-- Start of Entries --
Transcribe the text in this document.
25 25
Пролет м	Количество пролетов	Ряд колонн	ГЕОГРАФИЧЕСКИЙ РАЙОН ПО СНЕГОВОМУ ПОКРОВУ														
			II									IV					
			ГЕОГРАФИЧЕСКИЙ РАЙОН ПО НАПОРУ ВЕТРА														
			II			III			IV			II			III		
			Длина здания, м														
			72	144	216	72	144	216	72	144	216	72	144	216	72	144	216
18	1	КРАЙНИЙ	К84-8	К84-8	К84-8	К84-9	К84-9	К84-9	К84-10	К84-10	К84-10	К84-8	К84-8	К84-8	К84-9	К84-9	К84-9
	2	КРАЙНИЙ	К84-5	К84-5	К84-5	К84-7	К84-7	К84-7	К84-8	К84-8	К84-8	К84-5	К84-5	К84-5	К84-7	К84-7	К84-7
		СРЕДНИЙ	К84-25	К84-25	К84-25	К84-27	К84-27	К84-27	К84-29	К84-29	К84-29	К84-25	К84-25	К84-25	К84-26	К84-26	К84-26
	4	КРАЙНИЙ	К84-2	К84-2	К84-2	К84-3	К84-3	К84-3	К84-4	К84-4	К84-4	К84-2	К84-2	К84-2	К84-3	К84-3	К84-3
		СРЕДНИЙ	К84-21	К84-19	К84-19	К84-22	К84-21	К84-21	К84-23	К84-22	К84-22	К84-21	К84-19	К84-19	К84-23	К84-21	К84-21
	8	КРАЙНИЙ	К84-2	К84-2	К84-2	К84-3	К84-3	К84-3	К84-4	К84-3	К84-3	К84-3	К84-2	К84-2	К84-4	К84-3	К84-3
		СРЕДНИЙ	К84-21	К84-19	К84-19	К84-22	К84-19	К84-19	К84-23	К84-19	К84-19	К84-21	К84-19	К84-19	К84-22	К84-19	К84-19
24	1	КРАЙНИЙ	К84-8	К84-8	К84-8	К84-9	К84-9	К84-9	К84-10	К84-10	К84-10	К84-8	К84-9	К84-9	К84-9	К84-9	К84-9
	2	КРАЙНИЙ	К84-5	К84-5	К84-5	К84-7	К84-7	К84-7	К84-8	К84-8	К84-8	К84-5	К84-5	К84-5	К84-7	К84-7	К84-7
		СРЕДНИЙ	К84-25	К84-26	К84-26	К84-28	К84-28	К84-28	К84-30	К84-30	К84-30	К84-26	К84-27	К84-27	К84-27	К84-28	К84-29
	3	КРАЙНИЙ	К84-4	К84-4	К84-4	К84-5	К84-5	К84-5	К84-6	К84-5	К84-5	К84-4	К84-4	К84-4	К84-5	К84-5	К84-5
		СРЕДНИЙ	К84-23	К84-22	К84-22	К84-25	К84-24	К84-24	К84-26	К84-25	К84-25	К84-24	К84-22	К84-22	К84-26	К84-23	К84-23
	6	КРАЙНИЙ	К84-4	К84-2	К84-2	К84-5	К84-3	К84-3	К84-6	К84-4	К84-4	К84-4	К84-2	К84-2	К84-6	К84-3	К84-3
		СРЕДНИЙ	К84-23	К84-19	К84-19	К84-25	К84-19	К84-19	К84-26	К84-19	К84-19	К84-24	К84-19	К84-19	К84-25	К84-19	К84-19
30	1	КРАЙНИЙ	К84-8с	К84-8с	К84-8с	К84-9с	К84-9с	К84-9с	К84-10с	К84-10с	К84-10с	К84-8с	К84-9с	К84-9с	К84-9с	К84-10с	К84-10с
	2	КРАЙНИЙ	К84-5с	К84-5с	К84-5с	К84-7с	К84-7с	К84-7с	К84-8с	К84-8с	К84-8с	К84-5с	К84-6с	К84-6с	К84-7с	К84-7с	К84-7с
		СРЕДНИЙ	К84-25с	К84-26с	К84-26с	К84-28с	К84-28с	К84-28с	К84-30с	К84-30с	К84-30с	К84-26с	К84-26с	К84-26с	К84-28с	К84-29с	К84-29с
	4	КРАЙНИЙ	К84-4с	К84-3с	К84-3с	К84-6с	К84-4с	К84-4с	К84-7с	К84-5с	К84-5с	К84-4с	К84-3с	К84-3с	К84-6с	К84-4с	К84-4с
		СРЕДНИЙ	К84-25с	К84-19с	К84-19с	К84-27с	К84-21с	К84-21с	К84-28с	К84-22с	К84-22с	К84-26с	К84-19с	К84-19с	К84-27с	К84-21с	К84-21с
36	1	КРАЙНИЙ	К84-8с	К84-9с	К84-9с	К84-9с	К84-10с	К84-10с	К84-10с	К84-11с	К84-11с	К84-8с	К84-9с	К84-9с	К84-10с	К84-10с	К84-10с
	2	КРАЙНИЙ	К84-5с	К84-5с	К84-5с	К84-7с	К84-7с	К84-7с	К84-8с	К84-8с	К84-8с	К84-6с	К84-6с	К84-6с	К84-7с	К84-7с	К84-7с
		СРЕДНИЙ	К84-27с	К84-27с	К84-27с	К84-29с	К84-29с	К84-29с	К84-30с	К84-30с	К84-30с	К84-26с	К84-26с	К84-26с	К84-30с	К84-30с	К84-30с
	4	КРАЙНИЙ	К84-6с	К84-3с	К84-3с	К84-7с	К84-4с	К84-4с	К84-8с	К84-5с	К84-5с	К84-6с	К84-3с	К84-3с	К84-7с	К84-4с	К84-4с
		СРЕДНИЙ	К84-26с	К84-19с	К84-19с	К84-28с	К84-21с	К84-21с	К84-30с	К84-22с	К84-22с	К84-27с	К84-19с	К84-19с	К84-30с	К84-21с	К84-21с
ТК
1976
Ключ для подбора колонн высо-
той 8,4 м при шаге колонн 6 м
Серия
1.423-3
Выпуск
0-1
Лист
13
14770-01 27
-- End of Entries --
**Goal of the exercise**
Print the listing above in its entirety, with every line exact.

**Response to this exercise**
Transcribe the text in this document.
25 25
Пролет м	Количество пролетов	Ряд колонн	ГЕОГРАФИЧЕСКИЙ РАЙОН ПО СНЕГОВОМУ ПОКРОВУ														
			II									IV					
			ГЕОГРАФИЧЕСКИЙ РАЙОН ПО НАПОРУ ВЕТРА														
			II			III			IV			II			III		
			Длина здания, м														
			72	144	216	72	144	216	72	144	216	72	144	216	72	144	216
18	1	КРАЙНИЙ	К84-8	К84-8	К84-8	К84-9	К84-9	К84-9	К84-10	К84-10	К84-10	К84-8	К84-8	К84-8	К84-9	К84-9	К84-9
	2	КРАЙНИЙ	К84-5	К84-5	К84-5	К84-7	К84-7	К84-7	К84-8	К84-8	К84-8	К84-5	К84-5	К84-5	К84-7	К84-7	К84-7
		СРЕДНИЙ	К84-25	К84-25	К84-25	К84-27	К84-27	К84-27	К84-29	К84-29	К84-29	К84-25	К84-25	К84-25	К84-26	К84-26	К84-26
	4	КРАЙНИЙ	К84-2	К84-2	К84-2	К84-3	К84-3	К84-3	К84-4	К84-4	К84-4	К84-2	К84-2	К84-2	К84-3	К84-3	К84-3
		СРЕДНИЙ	К84-21	К84-19	К84-19	К84-22	К84-21	К84-21	К84-23	К84-22	К84-22	К84-21	К84-19	К84-19	К84-23	К84-21	К84-21
	8	КРАЙНИЙ	К84-2	К84-2	К84-2	К84-3	К84-3	К84-3	К84-4	К84-3	К84-3	К84-3	К84-2	К84-2	К84-4	К84-3	К84-3
		СРЕДНИЙ	К84-21	К84-19	К84-19	К84-22	К84-19	К84-19	К84-23	К84-19	К84-19	К84-21	К84-19	К84-19	К84-22	К84-19	К84-19
24	1	КРАЙНИЙ	К84-8	К84-8	К84-8	К84-9	К84-9	К84-9	К84-10	К84-10	К84-10	К84-8	К84-9	К84-9	К84-9	К84-9	К84-9
	2	КРАЙНИЙ	К84-5	К84-5	К84-5	К84-7	К84-7	К84-7	К84-8	К84-8	К84-8	К84-5	К84-5	К84-5	К84-7	К84-7	К84-7
		СРЕДНИЙ	К84-25	К84-26	К84-26	К84-28	К84-28	К84-28	К84-30	К84-30	К84-30	К84-26	К84-27	К84-27	К84-27	К84-28	К84-29
	3	КРАЙНИЙ	К84-4	К84-4	К84-4	К84-5	К84-5	К84-5	К84-6	К84-5	К84-5	К84-4	К84-4	К84-4	К84-5	К84-5	К84-5
		СРЕДНИЙ	К84-23	К84-22	К84-22	К84-25	К84-24	К84-24	К84-26	К84-25	К84-25	К84-24	К84-22	К84-22	К84-26	К84-23	К84-23
	6	КРАЙНИЙ	К84-4	К84-2	К84-2	К84-5	К84-3	К84-3	К84-6	К84-4	К84-4	К84-4	К84-2	К84-2	К84-6	К84-3	К84-3
		СРЕДНИЙ	К84-23	К84-19	К84-19	К84-25	К84-19	К84-19	К84-26	К84-19	К84-19	К84-24	К84-19	К84-19	К84-25	К84-19	К84-19
30	1	КРАЙНИЙ	К84-8с	К84-8с	К84-8с	К84-9с	К84-9с	К84-9с	К84-10с	К84-10с	К84-10с	К84-8с	К84-9с	К84-9с	К84-9с	К84-10с	К84-10с
	2	КРАЙНИЙ	К84-5с	К84-5с	К84-5с	К84-7с	К84-7с	К84-7с	К84-8с	К84-8с	К84-8с	К84-5с	К84-6с	К84-6с	К84-7с	К84-7с	К84-7с
		СРЕДНИЙ	К84-25с	К84-26с	К84-26с	К84-28с	К84-28с	К84-28с	К84-30с	К84-30с	К84-30с	К84-26с	К84-26с	К84-26с	К84-28с	К84-29с	К84-29с
	4	КРАЙНИЙ	К84-4с	К84-3с	К84-3с	К84-6с	К84-4с	К84-4с	К84-7с	К84-5с	К84-5с	К84-4с	К84-3с	К84-3с	К84-6с	К84-4с	К84-4с
		СРЕДНИЙ	К84-25с	К84-19с	К84-19с	К84-27с	К84-21с	К84-21с	К84-28с	К84-22с	К84-22с	К84-26с	К84-19с	К84-19с	К84-27с	К84-21с	К84-21с
36	1	КРАЙНИЙ	К84-8с	К84-9с	К84-9с	К84-9с	К84-10с	К84-10с	К84-10с	К84-11с	К84-11с	К84-8с	К84-9с	К84-9с	К84-10с	К84-10с	К84-10с
	2	КРАЙНИЙ	К84-5с	К84-5с	К84-5с	К84-7с	К84-7с	К84-7с	К84-8с	К84-8с	К84-8с	К84-6с	К84-6с	К84-6с	К84-7с	К84-7с	К84-7с
		СРЕДНИЙ	К84-27с	К84-27с	К84-27с	К84-29с	К84-29с	К84-29с	К84-30с	К84-30с	К84-30с	К84-26с	К84-26с	К84-26с	К84-30с	К84-30с	К84-30с
	4	КРАЙНИЙ	К84-6с	К84-3с	К84-3с	К84-7с	К84-4с	К84-4с	К84-8с	К84-5с	К84-5с	К84-6с	К84-3с	К84-3с	К84-7с	К84-4с	К84-4с
		СРЕДНИЙ	К84-26с	К84-19с	К84-19с	К84-28с	К84-21с	К84-21с	К84-30с	К84-22с	К84-22с	К84-27с	К84-19с	К84-19с	К84-30с	К84-21с	К84-21с
ТК
1976
Ключ для подбора колонн высо-
той 8,4 м при шаге колонн 6 м
Серия
1.423-3
Выпуск
0-1
Лист
13
14770-01 27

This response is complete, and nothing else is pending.